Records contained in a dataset
* * *

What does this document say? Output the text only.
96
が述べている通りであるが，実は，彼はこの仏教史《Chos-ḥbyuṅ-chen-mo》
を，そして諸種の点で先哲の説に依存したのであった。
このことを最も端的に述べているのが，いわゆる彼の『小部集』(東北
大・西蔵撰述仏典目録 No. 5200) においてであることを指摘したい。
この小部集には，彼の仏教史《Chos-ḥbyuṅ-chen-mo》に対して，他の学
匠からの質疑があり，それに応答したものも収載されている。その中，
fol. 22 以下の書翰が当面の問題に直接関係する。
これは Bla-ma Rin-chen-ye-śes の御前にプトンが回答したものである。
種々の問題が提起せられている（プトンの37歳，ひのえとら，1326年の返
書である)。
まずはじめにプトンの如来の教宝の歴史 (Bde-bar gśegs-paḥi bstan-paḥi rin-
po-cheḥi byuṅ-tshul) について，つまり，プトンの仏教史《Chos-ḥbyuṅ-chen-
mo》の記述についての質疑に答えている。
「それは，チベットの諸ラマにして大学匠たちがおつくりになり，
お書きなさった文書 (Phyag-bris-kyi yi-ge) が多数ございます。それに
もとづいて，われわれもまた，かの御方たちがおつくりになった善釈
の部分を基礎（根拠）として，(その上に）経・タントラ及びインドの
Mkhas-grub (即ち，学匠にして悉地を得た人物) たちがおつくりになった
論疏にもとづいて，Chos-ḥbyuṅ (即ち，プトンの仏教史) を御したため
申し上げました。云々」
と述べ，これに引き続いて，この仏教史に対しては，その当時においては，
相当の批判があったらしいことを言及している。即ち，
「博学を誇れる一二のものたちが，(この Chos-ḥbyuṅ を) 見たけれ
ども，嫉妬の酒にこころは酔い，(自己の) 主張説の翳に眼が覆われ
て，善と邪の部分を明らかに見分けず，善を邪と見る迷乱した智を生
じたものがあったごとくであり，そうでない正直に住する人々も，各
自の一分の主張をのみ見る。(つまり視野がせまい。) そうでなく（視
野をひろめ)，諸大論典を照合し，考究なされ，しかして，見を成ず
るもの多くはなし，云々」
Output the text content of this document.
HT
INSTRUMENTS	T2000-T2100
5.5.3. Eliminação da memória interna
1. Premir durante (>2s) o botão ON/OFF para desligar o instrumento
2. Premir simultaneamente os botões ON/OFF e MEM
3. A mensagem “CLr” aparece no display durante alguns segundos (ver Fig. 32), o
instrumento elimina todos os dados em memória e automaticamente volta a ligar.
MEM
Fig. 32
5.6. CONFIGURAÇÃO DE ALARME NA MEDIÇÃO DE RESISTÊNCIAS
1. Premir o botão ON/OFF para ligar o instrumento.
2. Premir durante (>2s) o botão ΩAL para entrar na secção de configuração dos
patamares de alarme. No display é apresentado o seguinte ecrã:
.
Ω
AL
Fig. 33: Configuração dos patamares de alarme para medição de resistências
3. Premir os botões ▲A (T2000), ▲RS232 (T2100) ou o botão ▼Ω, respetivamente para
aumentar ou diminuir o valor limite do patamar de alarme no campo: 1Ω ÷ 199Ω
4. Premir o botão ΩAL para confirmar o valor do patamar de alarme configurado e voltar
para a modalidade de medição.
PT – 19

* * *

▶ _The problem_
Take the records above and return them exactly as written.

▶ _Worked solution_
What does this document say? Output the text only.
96
が述べている通りであるが，実は，彼はこの仏教史《Chos-ḥbyuṅ-chen-mo》
を，そして諸種の点で先哲の説に依存したのであった。
このことを最も端的に述べているのが，いわゆる彼の『小部集』(東北
大・西蔵撰述仏典目録 No. 5200) においてであることを指摘したい。
この小部集には，彼の仏教史《Chos-ḥbyuṅ-chen-mo》に対して，他の学
匠からの質疑があり，それに応答したものも収載されている。その中，
fol. 22 以下の書翰が当面の問題に直接関係する。
これは Bla-ma Rin-chen-ye-śes の御前にプトンが回答したものである。
種々の問題が提起せられている（プトンの37歳，ひのえとら，1326年の返
書である)。
まずはじめにプトンの如来の教宝の歴史 (Bde-bar gśegs-paḥi bstan-paḥi rin-
po-cheḥi byuṅ-tshul) について，つまり，プトンの仏教史《Chos-ḥbyuṅ-chen-
mo》の記述についての質疑に答えている。
「それは，チベットの諸ラマにして大学匠たちがおつくりになり，
お書きなさった文書 (Phyag-bris-kyi yi-ge) が多数ございます。それに
もとづいて，われわれもまた，かの御方たちがおつくりになった善釈
の部分を基礎（根拠）として，(その上に）経・タントラ及びインドの
Mkhas-grub (即ち，学匠にして悉地を得た人物) たちがおつくりになった
論疏にもとづいて，Chos-ḥbyuṅ (即ち，プトンの仏教史) を御したため
申し上げました。云々」
と述べ，これに引き続いて，この仏教史に対しては，その当時においては，
相当の批判があったらしいことを言及している。即ち，
「博学を誇れる一二のものたちが，(この Chos-ḥbyuṅ を) 見たけれ
ども，嫉妬の酒にこころは酔い，(自己の) 主張説の翳に眼が覆われ
て，善と邪の部分を明らかに見分けず，善を邪と見る迷乱した智を生
じたものがあったごとくであり，そうでない正直に住する人々も，各
自の一分の主張をのみ見る。(つまり視野がせまい。) そうでなく（視
野をひろめ)，諸大論典を照合し，考究なされ，しかして，見を成ず
るもの多くはなし，云々」
Output the text content of this document.
HT
INSTRUMENTS	T2000-T2100
5.5.3. Eliminação da memória interna
1. Premir durante (>2s) o botão ON/OFF para desligar o instrumento
2. Premir simultaneamente os botões ON/OFF e MEM
3. A mensagem “CLr” aparece no display durante alguns segundos (ver Fig. 32), o
instrumento elimina todos os dados em memória e automaticamente volta a ligar.
MEM
Fig. 32
5.6. CONFIGURAÇÃO DE ALARME NA MEDIÇÃO DE RESISTÊNCIAS
1. Premir o botão ON/OFF para ligar o instrumento.
2. Premir durante (>2s) o botão ΩAL para entrar na secção de configuração dos
patamares de alarme. No display é apresentado o seguinte ecrã:
.
Ω
AL
Fig. 33: Configuração dos patamares de alarme para medição de resistências
3. Premir os botões ▲A (T2000), ▲RS232 (T2100) ou o botão ▼Ω, respetivamente para
aumentar ou diminuir o valor limite do patamar de alarme no campo: 1Ω ÷ 199Ω
4. Premir o botão ΩAL para confirmar o valor do patamar de alarme configurado e voltar
para a modalidade de medição.
PT – 19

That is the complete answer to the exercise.